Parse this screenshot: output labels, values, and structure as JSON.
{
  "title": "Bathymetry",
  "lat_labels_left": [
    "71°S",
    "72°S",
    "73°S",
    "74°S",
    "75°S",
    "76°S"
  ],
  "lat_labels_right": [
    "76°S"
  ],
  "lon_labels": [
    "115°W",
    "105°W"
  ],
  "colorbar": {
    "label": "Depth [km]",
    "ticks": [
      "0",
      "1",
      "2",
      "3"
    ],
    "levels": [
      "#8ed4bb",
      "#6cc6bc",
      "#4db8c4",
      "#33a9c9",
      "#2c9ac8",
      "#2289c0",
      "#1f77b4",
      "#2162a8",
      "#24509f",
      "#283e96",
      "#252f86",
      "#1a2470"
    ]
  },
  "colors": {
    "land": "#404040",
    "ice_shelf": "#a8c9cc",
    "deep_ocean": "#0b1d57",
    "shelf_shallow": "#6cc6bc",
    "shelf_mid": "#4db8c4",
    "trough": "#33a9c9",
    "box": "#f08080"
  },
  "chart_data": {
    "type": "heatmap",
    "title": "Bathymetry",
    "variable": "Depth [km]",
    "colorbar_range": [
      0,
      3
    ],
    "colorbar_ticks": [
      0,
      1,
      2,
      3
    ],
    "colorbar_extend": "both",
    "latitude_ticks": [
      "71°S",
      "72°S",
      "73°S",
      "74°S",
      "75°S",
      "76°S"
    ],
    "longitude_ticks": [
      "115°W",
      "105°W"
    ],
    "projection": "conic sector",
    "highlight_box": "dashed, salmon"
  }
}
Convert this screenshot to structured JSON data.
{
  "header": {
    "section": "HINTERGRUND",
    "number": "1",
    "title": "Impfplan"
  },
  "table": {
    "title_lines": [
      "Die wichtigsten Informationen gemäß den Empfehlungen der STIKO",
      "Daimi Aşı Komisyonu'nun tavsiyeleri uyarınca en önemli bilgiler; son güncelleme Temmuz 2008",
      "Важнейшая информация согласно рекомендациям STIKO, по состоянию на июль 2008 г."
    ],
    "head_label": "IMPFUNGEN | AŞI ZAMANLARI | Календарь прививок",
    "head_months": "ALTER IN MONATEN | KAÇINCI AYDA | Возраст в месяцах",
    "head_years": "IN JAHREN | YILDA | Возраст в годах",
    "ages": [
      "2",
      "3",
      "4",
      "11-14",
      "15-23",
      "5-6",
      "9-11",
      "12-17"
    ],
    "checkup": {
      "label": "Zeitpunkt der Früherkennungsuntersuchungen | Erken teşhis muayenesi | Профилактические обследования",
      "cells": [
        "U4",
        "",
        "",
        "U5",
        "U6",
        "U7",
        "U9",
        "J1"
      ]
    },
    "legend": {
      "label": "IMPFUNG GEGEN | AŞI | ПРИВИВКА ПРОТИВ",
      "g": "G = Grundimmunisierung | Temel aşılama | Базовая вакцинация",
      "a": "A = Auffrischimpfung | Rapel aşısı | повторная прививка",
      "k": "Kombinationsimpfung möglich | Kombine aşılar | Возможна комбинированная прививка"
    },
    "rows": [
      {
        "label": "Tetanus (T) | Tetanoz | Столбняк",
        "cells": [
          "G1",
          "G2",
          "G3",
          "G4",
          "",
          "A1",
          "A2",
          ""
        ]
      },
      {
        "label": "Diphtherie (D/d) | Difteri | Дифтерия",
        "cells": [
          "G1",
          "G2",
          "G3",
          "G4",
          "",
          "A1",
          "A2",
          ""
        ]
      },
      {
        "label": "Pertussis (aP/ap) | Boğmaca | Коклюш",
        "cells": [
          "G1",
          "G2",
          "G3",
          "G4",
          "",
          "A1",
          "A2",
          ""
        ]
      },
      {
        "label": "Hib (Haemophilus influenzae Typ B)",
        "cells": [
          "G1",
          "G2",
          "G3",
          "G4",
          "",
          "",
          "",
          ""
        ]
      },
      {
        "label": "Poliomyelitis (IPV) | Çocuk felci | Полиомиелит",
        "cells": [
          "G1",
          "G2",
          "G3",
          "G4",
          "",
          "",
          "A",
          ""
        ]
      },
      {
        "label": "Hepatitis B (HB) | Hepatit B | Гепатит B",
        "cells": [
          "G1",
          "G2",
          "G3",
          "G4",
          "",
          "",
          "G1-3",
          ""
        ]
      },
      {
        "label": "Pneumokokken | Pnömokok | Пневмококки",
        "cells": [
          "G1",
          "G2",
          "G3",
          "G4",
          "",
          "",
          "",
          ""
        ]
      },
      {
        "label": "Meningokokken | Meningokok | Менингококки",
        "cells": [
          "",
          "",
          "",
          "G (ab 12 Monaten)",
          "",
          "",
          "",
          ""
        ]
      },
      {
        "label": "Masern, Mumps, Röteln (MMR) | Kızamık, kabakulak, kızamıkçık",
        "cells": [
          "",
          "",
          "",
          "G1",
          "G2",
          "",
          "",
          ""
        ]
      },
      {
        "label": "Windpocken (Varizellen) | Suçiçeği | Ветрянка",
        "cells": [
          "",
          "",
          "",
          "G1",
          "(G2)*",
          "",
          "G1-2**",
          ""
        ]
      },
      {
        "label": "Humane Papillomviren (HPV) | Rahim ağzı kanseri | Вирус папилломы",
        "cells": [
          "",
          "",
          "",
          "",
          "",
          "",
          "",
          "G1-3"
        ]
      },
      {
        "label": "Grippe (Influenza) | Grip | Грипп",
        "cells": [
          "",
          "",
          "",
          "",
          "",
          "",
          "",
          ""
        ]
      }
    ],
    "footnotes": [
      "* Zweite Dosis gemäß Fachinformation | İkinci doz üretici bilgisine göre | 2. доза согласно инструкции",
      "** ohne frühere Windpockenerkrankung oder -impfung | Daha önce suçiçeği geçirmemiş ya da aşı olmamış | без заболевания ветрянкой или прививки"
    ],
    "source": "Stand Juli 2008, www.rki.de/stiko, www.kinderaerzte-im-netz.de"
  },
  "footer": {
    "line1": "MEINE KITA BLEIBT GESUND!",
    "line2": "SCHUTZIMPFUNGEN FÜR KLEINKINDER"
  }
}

▶ [EXERCISE TASK] Your task is to collect every line above that contains the word "this".

▶ [WRITTEN SOLUTION]
Parse this screenshot: output labels, values, and structure as JSON.
Convert this screenshot to structured JSON data.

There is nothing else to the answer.